> Goal of the exercise
Search the data for "deposition". Return each matching line.

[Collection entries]
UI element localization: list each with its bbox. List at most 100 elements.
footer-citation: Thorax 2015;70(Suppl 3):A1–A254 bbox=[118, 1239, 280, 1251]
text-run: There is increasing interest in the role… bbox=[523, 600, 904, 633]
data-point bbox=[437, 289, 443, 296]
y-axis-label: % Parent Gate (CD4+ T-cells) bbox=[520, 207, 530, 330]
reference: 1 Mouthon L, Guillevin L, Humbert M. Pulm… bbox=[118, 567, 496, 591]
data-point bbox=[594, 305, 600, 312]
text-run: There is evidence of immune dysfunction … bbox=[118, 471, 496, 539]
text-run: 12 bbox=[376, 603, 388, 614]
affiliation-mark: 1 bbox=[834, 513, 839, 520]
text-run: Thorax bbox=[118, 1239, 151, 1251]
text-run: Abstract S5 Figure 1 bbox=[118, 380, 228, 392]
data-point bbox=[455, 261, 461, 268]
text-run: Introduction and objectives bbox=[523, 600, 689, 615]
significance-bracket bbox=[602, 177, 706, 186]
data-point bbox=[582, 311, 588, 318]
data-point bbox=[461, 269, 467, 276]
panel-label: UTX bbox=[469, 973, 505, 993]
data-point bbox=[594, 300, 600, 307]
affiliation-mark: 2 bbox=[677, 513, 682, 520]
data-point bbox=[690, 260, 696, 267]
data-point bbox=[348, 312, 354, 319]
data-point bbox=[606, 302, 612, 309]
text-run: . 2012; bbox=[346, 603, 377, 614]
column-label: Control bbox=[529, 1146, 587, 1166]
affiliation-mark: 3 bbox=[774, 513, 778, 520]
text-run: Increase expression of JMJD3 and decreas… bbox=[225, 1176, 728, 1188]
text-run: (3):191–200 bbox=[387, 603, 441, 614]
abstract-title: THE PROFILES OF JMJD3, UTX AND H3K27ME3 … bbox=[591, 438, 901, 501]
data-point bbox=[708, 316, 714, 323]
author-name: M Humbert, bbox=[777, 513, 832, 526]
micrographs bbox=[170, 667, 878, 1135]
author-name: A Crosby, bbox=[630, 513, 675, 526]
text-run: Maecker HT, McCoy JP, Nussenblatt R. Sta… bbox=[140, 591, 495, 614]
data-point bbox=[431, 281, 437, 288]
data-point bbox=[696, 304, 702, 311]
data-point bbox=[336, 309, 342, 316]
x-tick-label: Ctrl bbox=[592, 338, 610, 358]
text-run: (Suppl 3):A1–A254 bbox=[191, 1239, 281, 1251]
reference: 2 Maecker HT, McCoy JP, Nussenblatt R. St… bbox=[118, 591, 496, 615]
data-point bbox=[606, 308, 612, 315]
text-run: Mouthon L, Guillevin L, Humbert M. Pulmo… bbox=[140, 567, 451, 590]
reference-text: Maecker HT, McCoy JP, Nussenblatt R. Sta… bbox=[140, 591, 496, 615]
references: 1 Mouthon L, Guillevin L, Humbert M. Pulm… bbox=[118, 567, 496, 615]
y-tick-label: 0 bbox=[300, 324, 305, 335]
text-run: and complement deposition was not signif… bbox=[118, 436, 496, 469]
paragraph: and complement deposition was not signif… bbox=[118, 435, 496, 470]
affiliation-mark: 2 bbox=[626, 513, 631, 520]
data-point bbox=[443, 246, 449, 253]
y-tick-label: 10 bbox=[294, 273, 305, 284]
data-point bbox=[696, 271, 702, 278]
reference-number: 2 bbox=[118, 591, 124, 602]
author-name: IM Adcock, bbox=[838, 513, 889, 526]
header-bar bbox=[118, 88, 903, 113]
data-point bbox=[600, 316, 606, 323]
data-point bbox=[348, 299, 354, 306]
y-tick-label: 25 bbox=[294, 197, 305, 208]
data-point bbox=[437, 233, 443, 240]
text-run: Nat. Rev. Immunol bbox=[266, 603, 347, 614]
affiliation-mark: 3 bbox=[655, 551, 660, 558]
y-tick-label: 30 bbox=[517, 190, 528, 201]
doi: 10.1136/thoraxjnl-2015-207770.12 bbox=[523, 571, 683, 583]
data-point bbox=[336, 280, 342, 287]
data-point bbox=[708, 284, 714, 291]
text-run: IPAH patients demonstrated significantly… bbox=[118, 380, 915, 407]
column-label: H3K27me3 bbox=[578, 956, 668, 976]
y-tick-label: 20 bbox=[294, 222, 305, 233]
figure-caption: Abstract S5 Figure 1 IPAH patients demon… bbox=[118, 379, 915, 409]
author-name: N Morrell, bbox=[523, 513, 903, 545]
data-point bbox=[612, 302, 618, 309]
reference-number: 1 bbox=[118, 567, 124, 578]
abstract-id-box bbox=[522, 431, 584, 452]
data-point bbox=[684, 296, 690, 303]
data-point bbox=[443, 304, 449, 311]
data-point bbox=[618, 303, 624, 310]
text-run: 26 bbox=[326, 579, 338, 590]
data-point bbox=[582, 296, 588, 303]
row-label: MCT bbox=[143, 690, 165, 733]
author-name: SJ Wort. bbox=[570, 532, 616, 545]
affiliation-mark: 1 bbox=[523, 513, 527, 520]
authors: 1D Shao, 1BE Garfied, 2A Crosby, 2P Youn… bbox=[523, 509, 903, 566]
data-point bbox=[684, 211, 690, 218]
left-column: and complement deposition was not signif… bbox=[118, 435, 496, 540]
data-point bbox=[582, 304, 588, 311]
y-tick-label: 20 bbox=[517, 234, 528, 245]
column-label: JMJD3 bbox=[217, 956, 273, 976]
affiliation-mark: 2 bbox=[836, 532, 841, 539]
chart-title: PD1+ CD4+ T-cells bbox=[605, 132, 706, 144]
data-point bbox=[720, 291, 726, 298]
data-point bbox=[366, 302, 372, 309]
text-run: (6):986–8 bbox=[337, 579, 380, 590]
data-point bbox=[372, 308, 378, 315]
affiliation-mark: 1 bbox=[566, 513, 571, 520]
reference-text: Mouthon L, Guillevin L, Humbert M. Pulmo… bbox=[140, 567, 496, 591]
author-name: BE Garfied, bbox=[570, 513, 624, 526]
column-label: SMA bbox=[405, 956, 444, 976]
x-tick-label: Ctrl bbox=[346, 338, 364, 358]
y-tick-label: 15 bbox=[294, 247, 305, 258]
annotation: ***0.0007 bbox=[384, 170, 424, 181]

> Output of the task
text-run: and complement deposition was not signif… bbox=[118, 436, 496, 469]
paragraph: and complement deposition was not signif… bbox=[118, 435, 496, 470]
left-column: and complement deposition was not signif… bbox=[118, 435, 496, 540]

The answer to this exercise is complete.